## BEGIN SUPPLIED MATERIAL

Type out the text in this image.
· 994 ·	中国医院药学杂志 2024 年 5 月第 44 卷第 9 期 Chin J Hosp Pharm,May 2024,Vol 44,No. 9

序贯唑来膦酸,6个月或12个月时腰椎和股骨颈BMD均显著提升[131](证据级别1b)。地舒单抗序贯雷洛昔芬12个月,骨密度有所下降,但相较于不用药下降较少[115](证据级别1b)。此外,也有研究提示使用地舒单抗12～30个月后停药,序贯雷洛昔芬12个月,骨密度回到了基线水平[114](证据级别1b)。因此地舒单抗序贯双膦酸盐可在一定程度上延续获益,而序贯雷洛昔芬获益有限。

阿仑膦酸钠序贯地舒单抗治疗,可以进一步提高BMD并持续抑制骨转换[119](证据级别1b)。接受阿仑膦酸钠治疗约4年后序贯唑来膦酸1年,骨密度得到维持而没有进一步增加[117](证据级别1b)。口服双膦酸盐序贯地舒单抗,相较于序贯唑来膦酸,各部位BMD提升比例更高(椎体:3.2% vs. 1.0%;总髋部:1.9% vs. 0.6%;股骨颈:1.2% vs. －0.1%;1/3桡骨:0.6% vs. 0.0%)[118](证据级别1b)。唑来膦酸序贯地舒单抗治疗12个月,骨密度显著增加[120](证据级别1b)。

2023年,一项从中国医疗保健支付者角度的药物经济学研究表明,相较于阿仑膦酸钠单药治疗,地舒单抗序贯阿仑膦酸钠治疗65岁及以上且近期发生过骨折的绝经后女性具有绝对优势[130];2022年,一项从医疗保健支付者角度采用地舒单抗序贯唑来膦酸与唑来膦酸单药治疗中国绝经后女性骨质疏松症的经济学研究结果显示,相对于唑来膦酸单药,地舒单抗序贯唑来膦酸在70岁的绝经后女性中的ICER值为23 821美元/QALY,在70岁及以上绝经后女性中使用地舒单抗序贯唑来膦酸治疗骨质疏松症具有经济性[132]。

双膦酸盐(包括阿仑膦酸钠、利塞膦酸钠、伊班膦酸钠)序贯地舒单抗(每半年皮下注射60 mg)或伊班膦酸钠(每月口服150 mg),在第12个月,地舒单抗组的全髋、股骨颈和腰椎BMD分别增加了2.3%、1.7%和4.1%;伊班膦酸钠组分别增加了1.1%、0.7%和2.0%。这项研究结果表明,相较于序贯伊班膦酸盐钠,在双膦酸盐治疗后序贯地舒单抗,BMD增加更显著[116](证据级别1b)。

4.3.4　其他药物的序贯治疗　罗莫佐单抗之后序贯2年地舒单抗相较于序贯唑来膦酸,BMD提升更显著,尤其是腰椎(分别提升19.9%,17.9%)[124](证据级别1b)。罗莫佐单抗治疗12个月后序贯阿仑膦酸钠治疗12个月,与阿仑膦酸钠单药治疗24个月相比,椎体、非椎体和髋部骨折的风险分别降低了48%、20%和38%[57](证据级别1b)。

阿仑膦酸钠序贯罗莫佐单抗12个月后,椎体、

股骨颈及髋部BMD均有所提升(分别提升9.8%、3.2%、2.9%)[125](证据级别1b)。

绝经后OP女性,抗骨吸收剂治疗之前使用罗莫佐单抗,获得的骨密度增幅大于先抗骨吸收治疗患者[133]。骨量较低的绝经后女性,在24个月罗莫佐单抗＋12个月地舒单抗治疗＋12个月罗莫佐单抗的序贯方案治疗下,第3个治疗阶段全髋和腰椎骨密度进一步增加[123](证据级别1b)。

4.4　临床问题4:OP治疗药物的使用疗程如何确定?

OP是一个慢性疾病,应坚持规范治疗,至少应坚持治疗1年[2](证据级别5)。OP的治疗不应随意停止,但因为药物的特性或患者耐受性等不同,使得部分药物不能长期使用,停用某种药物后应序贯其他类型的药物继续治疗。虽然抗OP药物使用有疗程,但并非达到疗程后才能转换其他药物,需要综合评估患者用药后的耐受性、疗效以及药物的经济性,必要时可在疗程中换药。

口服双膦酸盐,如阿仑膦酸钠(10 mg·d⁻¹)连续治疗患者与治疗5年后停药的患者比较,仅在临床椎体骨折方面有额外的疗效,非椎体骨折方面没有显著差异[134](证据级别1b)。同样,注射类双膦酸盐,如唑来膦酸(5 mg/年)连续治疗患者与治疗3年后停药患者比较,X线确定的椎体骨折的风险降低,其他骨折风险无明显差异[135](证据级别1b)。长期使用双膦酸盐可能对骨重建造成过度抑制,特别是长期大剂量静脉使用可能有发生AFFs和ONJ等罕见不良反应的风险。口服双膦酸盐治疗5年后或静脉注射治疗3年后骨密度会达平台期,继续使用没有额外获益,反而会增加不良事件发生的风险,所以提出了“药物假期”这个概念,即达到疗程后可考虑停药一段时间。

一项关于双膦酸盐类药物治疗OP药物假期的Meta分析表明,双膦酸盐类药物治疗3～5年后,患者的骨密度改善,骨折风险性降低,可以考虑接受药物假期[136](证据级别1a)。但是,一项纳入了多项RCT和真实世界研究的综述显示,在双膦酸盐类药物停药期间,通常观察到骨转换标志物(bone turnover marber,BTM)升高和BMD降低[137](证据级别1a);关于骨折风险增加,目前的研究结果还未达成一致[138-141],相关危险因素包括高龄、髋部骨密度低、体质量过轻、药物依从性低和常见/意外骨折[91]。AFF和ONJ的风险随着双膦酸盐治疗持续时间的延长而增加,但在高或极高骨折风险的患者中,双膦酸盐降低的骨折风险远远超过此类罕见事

## END SUPPLIED MATERIAL
## BEGIN SUPPLIED MATERIAL

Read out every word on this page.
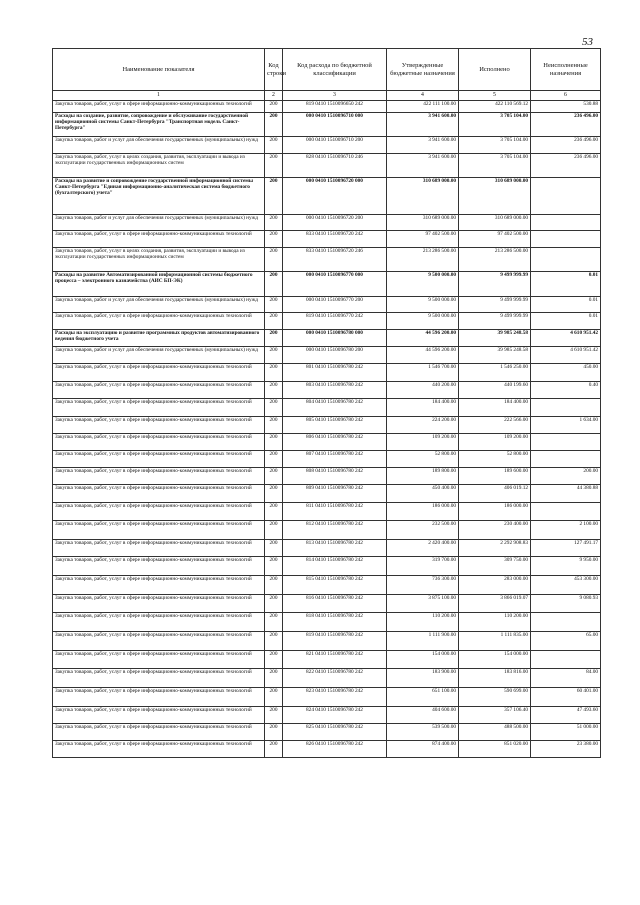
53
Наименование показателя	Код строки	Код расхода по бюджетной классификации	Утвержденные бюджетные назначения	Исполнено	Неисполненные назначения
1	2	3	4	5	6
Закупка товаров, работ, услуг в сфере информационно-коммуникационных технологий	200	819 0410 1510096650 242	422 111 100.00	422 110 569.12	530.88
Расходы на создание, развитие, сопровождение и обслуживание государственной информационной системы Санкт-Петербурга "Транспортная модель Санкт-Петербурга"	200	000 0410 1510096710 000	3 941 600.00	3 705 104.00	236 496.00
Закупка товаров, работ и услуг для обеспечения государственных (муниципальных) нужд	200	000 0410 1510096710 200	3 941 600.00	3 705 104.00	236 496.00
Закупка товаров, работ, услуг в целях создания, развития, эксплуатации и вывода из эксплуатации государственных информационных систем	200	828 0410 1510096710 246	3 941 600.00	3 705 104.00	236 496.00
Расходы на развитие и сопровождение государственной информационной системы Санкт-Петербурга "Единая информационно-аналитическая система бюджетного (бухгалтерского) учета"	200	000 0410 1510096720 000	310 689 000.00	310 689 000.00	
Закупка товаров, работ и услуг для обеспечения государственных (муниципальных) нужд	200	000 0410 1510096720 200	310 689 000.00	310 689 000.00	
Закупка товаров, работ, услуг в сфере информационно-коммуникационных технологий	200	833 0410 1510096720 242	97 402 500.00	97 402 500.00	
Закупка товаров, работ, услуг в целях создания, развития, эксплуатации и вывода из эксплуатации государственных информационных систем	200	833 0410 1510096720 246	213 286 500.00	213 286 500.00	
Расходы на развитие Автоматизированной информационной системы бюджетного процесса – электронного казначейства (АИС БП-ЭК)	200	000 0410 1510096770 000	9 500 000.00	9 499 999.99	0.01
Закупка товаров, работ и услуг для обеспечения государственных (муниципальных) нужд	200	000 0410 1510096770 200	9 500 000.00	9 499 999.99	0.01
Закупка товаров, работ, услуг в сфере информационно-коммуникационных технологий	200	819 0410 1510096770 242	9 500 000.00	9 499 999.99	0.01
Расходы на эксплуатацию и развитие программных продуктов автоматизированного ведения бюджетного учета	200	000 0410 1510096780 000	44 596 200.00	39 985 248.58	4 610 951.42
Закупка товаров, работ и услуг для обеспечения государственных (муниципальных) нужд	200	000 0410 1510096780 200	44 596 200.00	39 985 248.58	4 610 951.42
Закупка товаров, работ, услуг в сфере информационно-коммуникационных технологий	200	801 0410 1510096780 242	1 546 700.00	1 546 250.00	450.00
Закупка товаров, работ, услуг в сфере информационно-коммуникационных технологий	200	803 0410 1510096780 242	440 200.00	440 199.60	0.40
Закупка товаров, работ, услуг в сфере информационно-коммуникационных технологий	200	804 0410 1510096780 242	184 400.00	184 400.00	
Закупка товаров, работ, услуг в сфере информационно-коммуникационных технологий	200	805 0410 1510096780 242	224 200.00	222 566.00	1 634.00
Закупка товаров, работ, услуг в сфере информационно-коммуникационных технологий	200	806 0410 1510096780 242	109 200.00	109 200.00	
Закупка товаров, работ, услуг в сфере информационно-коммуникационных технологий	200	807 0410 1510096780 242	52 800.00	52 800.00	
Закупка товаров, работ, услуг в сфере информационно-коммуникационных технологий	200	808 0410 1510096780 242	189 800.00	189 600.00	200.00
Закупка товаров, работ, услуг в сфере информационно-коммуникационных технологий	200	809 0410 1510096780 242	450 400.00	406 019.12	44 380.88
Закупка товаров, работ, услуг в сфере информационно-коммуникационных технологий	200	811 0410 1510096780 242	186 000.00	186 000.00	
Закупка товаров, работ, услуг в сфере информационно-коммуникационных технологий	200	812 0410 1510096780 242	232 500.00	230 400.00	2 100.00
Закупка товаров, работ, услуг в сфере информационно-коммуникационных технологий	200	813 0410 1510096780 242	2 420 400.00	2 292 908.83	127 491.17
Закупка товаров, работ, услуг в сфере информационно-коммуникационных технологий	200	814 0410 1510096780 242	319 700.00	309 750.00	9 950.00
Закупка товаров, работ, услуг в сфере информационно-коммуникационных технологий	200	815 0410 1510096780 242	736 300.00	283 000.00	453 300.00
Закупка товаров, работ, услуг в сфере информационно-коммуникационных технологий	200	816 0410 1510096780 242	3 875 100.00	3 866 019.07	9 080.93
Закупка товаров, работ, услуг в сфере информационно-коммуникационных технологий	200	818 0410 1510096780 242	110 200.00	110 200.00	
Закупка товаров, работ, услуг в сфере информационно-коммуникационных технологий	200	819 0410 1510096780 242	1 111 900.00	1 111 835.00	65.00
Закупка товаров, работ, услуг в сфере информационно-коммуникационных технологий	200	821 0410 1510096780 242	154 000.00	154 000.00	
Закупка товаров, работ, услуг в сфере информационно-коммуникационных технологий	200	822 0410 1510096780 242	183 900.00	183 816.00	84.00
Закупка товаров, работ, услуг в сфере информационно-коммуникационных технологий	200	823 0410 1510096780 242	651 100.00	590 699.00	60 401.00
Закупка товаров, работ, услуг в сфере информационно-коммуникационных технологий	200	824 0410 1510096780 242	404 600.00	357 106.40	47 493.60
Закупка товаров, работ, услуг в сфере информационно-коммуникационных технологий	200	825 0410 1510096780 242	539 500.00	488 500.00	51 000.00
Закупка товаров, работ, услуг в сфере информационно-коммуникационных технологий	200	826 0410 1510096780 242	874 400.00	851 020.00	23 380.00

## END SUPPLIED MATERIAL
## BEGIN SUPPLIED MATERIAL

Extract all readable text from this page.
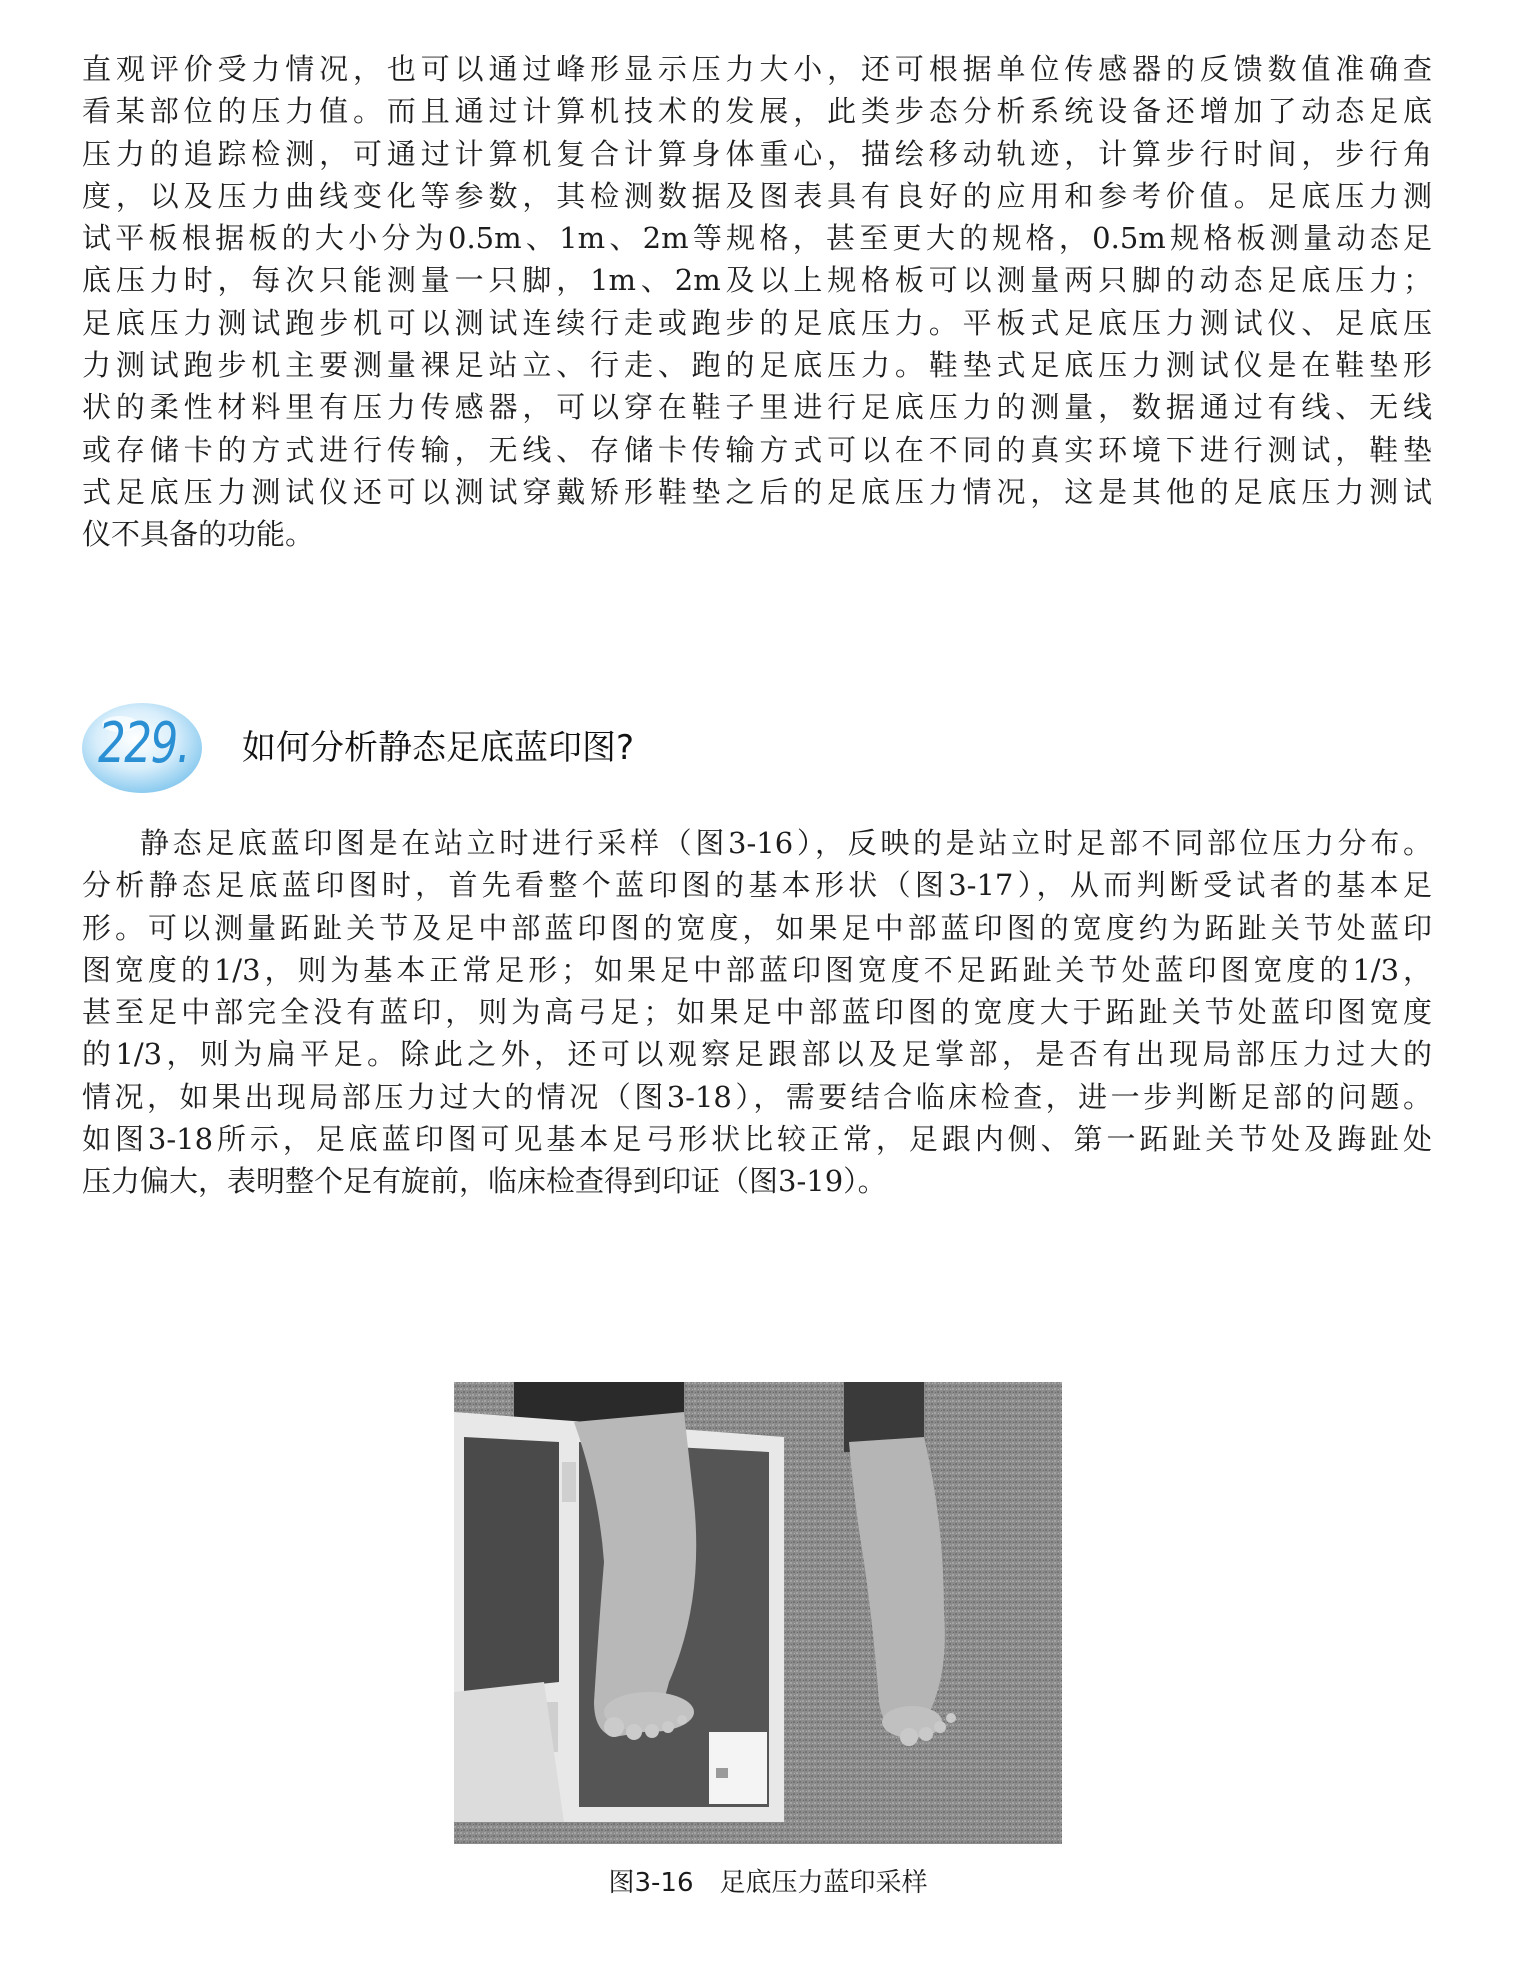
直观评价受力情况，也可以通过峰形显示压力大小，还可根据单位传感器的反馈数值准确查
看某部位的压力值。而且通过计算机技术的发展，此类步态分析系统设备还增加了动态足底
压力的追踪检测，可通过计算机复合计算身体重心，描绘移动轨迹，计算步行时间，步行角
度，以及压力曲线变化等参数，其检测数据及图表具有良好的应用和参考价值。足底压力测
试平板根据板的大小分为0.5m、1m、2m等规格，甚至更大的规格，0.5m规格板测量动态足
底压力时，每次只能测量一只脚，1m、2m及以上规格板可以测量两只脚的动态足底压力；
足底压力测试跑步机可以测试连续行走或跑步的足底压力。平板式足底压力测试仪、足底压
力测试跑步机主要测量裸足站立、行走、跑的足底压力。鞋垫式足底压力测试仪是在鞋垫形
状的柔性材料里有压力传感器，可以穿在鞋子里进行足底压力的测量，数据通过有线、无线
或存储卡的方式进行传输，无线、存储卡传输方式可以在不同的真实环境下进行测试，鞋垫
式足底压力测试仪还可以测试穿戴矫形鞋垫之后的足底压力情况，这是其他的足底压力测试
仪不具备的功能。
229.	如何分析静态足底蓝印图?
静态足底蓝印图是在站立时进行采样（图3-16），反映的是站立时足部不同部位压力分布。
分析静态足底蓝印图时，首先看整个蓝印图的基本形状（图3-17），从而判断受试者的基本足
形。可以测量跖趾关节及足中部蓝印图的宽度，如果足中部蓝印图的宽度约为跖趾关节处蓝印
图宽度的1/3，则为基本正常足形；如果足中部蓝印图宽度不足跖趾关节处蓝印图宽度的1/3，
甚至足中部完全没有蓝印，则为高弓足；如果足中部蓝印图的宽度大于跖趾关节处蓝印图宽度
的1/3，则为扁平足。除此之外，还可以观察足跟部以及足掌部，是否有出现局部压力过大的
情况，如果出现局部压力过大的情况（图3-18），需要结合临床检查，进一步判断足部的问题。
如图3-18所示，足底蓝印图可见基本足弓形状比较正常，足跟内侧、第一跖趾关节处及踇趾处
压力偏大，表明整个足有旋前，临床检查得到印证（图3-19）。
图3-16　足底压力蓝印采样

## END SUPPLIED MATERIAL

What is the number of lines above that contain "создания"? Answer with that number only.

2